Stored records
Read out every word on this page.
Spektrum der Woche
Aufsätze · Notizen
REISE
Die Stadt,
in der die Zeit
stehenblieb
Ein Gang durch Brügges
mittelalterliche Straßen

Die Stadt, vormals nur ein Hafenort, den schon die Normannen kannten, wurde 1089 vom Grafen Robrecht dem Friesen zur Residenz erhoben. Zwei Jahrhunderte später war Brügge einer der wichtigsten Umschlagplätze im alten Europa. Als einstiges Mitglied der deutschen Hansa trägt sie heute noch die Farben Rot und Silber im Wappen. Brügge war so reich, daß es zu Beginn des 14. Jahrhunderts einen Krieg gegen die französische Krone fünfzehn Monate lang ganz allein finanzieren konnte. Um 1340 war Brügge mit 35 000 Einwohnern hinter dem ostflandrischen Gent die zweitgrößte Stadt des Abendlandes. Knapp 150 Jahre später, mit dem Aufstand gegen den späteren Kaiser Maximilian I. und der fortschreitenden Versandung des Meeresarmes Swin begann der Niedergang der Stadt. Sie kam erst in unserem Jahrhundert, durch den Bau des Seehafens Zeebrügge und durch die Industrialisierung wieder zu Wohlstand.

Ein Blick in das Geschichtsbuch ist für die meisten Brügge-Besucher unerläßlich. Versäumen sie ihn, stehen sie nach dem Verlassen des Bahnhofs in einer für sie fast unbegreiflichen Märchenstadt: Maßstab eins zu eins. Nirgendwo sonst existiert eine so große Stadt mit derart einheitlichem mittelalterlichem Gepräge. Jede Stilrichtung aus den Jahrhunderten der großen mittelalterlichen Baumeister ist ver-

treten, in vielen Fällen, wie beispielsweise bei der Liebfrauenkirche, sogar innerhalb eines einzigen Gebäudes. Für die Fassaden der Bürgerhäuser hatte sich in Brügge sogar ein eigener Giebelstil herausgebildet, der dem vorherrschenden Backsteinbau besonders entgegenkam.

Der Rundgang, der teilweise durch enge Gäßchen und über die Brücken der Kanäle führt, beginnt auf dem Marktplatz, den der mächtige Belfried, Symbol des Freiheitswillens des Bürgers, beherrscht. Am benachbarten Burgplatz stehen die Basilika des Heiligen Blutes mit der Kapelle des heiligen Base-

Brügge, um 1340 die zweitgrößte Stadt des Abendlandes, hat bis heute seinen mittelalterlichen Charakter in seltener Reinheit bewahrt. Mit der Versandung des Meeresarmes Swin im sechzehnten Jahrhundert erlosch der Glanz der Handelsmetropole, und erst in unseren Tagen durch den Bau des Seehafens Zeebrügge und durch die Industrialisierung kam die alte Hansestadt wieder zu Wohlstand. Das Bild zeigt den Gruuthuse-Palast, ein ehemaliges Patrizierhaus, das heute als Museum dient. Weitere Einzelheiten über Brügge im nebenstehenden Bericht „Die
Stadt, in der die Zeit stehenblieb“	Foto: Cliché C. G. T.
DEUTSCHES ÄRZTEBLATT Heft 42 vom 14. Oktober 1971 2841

**To do:** Reply with nothing but a number: how many lines of the entries above contain the string "durch"?

**Final result:** 4